*Stated goal:*
Copy out each line of the material below with no changes.

*Stored records:*
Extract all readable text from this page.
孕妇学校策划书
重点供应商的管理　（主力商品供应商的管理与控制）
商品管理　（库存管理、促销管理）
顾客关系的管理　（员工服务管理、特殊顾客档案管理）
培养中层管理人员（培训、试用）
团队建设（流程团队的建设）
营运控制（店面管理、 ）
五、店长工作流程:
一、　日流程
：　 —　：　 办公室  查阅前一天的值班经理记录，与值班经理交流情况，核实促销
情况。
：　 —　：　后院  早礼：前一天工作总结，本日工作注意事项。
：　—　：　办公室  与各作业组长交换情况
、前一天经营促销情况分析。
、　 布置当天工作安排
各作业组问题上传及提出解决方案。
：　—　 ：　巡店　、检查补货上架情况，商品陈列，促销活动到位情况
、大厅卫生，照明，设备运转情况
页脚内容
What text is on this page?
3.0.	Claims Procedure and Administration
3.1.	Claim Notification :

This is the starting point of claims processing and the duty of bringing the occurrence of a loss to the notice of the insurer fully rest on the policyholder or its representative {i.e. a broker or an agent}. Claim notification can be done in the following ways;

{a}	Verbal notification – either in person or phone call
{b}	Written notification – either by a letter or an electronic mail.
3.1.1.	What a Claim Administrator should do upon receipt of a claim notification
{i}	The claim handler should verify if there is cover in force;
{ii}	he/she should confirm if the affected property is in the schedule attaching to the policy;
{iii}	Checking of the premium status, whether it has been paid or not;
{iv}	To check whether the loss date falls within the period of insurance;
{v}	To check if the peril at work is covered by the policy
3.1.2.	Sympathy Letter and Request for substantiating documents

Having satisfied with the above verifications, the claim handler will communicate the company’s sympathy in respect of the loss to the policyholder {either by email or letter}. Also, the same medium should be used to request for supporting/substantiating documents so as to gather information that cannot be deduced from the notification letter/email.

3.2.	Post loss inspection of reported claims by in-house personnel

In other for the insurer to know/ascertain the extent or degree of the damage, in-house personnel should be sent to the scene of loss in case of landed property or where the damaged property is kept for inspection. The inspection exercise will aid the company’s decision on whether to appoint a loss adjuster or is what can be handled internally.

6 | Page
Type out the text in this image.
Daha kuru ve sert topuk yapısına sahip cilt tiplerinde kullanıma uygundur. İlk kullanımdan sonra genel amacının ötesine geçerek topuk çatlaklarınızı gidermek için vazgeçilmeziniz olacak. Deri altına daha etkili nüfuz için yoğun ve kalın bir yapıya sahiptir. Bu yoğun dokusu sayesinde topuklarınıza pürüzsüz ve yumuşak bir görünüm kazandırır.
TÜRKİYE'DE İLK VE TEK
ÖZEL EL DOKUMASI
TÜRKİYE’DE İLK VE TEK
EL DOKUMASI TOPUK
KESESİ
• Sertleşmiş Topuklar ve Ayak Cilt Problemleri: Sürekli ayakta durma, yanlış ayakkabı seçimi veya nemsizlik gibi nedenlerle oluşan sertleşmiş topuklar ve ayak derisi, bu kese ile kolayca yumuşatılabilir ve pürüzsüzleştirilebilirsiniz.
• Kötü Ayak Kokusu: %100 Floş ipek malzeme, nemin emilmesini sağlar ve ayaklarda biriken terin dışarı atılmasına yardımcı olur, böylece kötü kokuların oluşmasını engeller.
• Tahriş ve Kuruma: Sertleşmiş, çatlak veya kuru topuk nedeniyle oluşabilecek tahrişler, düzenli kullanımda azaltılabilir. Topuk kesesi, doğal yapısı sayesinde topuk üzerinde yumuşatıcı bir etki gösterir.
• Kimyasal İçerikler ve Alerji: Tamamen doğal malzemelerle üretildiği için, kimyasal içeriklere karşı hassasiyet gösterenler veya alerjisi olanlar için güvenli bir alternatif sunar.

*Solution to the problem:*
Extract all readable text from this page.
孕妇学校策划书
重点供应商的管理　（主力商品供应商的管理与控制）
商品管理　（库存管理、促销管理）
顾客关系的管理　（员工服务管理、特殊顾客档案管理）
培养中层管理人员（培训、试用）
团队建设（流程团队的建设）
营运控制（店面管理、 ）
五、店长工作流程:
一、　日流程
：　 —　：　 办公室  查阅前一天的值班经理记录，与值班经理交流情况，核实促销
情况。
：　 —　：　后院  早礼：前一天工作总结，本日工作注意事项。
：　—　：　办公室  与各作业组长交换情况
、前一天经营促销情况分析。
、　 布置当天工作安排
各作业组问题上传及提出解决方案。
：　—　 ：　巡店　、检查补货上架情况，商品陈列，促销活动到位情况
、大厅卫生，照明，设备运转情况
页脚内容
What text is on this page?
3.0.	Claims Procedure and Administration
3.1.	Claim Notification :

This is the starting point of claims processing and the duty of bringing the occurrence of a loss to the notice of the insurer fully rest on the policyholder or its representative {i.e. a broker or an agent}. Claim notification can be done in the following ways;

{a}	Verbal notification – either in person or phone call
{b}	Written notification – either by a letter or an electronic mail.
3.1.1.	What a Claim Administrator should do upon receipt of a claim notification
{i}	The claim handler should verify if there is cover in force;
{ii}	he/she should confirm if the affected property is in the schedule attaching to the policy;
{iii}	Checking of the premium status, whether it has been paid or not;
{iv}	To check whether the loss date falls within the period of insurance;
{v}	To check if the peril at work is covered by the policy
3.1.2.	Sympathy Letter and Request for substantiating documents

Having satisfied with the above verifications, the claim handler will communicate the company’s sympathy in respect of the loss to the policyholder {either by email or letter}. Also, the same medium should be used to request for supporting/substantiating documents so as to gather information that cannot be deduced from the notification letter/email.

3.2.	Post loss inspection of reported claims by in-house personnel

In other for the insurer to know/ascertain the extent or degree of the damage, in-house personnel should be sent to the scene of loss in case of landed property or where the damaged property is kept for inspection. The inspection exercise will aid the company’s decision on whether to appoint a loss adjuster or is what can be handled internally.

6 | Page
Type out the text in this image.
Daha kuru ve sert topuk yapısına sahip cilt tiplerinde kullanıma uygundur. İlk kullanımdan sonra genel amacının ötesine geçerek topuk çatlaklarınızı gidermek için vazgeçilmeziniz olacak. Deri altına daha etkili nüfuz için yoğun ve kalın bir yapıya sahiptir. Bu yoğun dokusu sayesinde topuklarınıza pürüzsüz ve yumuşak bir görünüm kazandırır.
TÜRKİYE'DE İLK VE TEK
ÖZEL EL DOKUMASI
TÜRKİYE’DE İLK VE TEK
EL DOKUMASI TOPUK
KESESİ
• Sertleşmiş Topuklar ve Ayak Cilt Problemleri: Sürekli ayakta durma, yanlış ayakkabı seçimi veya nemsizlik gibi nedenlerle oluşan sertleşmiş topuklar ve ayak derisi, bu kese ile kolayca yumuşatılabilir ve pürüzsüzleştirilebilirsiniz.
• Kötü Ayak Kokusu: %100 Floş ipek malzeme, nemin emilmesini sağlar ve ayaklarda biriken terin dışarı atılmasına yardımcı olur, böylece kötü kokuların oluşmasını engeller.
• Tahriş ve Kuruma: Sertleşmiş, çatlak veya kuru topuk nedeniyle oluşabilecek tahrişler, düzenli kullanımda azaltılabilir. Topuk kesesi, doğal yapısı sayesinde topuk üzerinde yumuşatıcı bir etki gösterir.
• Kimyasal İçerikler ve Alerji: Tamamen doğal malzemelerle üretildiği için, kimyasal içeriklere karşı hassasiyet gösterenler veya alerjisi olanlar için güvenli bir alternatif sunar.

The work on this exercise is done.